=== WHAT IS ASKED ===
Below is a block of records. Copy every line in it that contains the word "العامة".

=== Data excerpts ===
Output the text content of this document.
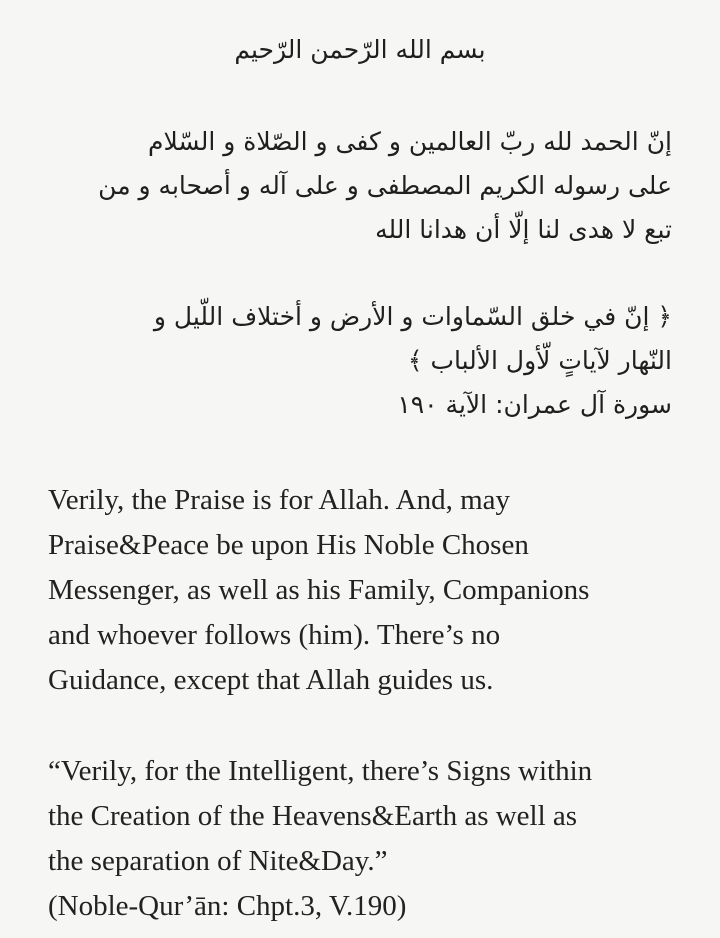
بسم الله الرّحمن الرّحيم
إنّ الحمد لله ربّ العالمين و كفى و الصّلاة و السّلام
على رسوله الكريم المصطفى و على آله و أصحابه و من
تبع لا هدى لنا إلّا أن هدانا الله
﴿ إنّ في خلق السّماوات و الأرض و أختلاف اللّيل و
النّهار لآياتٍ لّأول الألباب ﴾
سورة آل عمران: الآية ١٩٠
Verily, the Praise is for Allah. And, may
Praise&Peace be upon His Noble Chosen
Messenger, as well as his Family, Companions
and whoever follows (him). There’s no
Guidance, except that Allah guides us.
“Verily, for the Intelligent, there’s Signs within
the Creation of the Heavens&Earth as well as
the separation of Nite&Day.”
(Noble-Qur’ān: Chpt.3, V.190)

...

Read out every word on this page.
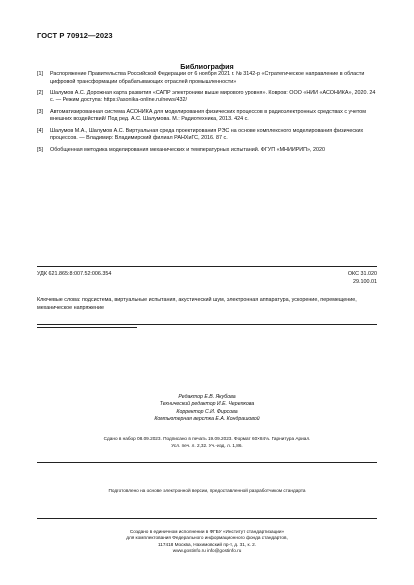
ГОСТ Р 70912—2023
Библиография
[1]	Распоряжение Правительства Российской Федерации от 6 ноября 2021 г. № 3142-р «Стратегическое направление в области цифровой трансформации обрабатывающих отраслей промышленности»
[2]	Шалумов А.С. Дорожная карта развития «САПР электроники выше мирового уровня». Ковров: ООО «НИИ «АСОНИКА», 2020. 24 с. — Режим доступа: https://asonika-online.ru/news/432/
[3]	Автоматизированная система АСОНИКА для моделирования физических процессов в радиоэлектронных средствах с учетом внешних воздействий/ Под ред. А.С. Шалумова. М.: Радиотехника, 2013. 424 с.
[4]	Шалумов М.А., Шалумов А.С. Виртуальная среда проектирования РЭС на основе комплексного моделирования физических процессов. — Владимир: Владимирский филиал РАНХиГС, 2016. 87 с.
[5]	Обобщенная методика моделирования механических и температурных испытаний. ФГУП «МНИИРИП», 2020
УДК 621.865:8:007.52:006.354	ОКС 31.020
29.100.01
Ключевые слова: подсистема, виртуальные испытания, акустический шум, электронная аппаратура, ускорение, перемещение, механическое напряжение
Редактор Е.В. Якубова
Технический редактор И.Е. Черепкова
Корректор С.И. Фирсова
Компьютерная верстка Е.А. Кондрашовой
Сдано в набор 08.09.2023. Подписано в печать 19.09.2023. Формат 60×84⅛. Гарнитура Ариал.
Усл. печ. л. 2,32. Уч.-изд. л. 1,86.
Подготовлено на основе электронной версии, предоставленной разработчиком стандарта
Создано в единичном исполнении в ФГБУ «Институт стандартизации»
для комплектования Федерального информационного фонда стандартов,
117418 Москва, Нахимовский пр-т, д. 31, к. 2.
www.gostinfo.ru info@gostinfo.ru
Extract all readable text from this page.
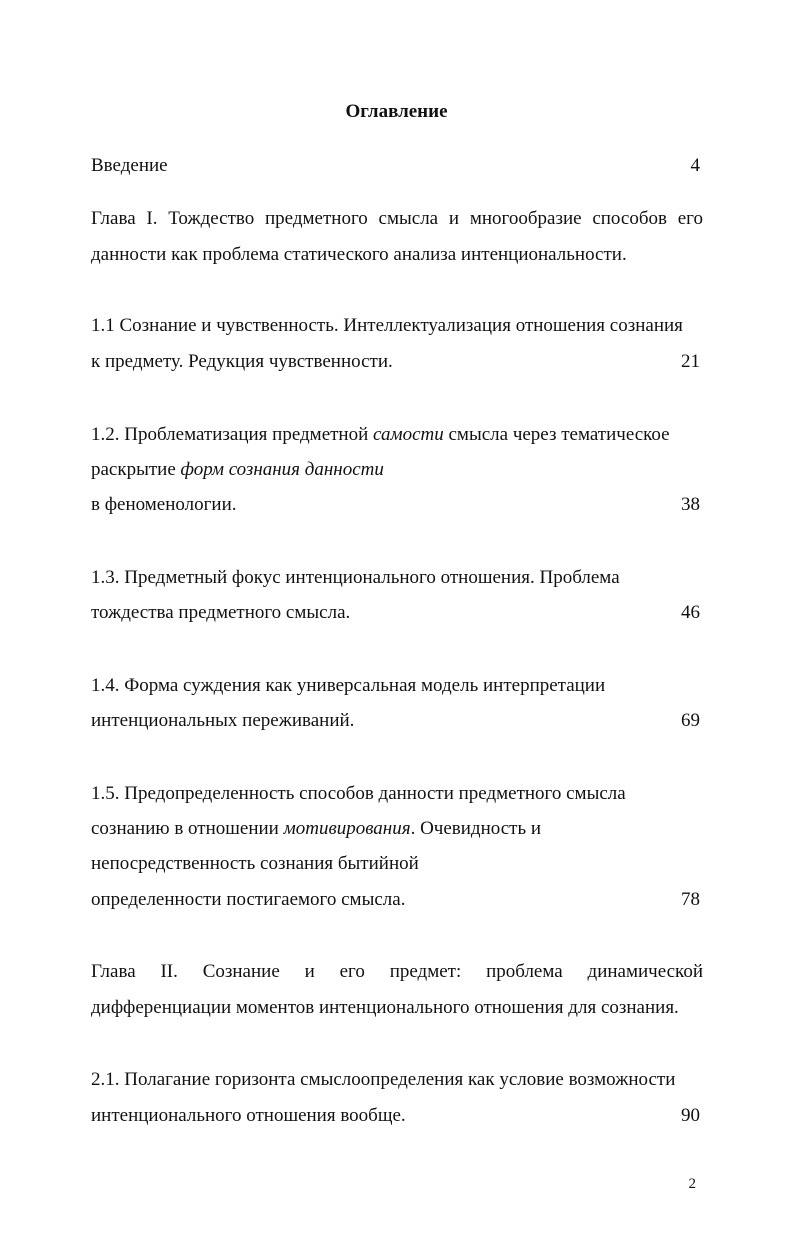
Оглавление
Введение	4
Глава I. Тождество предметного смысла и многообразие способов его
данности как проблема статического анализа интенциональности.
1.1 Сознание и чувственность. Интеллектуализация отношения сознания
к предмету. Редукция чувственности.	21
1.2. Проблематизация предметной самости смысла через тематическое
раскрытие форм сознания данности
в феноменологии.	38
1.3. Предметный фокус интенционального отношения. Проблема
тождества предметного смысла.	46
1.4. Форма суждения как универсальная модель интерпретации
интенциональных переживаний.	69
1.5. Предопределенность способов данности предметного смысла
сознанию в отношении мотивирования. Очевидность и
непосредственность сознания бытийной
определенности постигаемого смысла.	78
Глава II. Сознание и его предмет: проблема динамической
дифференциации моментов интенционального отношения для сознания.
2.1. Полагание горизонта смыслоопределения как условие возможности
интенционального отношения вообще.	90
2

...

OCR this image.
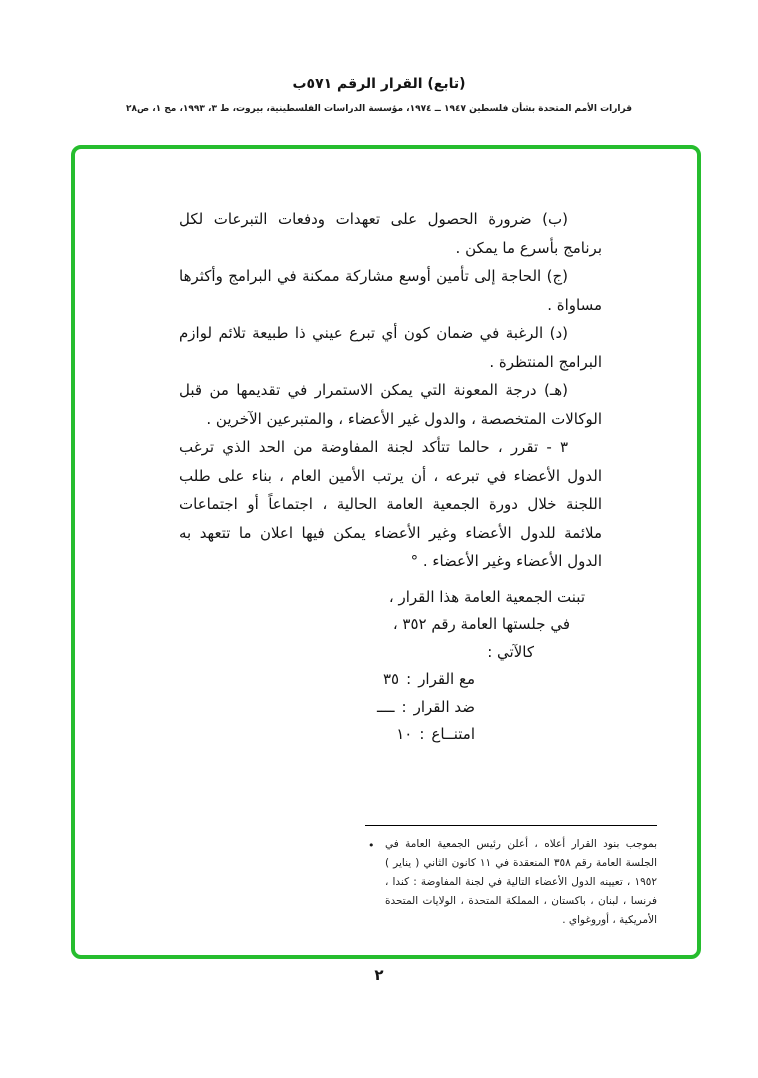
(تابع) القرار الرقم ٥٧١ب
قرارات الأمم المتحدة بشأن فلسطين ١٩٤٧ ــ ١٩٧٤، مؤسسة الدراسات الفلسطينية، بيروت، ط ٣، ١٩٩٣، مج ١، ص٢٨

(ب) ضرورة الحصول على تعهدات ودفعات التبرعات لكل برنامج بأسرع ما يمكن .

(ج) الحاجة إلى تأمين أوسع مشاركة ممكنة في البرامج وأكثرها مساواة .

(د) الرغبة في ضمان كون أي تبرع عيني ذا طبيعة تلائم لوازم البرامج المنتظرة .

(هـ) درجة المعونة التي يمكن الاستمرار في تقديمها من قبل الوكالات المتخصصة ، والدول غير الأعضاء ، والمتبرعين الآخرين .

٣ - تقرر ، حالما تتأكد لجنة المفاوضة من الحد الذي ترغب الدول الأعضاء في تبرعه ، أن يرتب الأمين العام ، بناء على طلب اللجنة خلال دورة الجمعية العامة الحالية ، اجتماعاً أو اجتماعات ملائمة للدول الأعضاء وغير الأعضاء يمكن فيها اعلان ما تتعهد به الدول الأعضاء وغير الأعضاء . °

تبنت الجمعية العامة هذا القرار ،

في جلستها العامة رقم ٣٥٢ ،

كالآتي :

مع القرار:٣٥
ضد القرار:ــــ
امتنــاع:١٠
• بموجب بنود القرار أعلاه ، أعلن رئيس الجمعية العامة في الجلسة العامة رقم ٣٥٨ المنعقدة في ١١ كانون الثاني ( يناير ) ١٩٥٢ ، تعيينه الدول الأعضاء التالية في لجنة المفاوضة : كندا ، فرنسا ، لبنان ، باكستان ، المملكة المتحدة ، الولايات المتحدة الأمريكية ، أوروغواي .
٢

=== RESULT OF THE EXERCISE ===
٣ - تقرر ، حالما تتأكد لجنة المفاوضة من الحد الذي ترغب الدول الأعضاء في تبرعه ، أن يرتب الأمين العام ، بناء على طلب اللجنة خلال دورة الجمعية العامة الحالية ، اجتماعاً أو اجتماعات ملائمة للدول الأعضاء وغير الأعضاء يمكن فيها اعلان ما تتعهد به الدول الأعضاء وغير الأعضاء . °
تبنت الجمعية العامة هذا القرار ،
في جلستها العامة رقم ٣٥٢ ،
• بموجب بنود القرار أعلاه ، أعلن رئيس الجمعية العامة في الجلسة العامة رقم ٣٥٨ المنعقدة في ١١ كانون الثاني ( يناير ) ١٩٥٢ ، تعيينه الدول الأعضاء التالية في لجنة المفاوضة : كندا ، فرنسا ، لبنان ، باكستان ، المملكة المتحدة ، الولايات المتحدة الأمريكية ، أوروغواي .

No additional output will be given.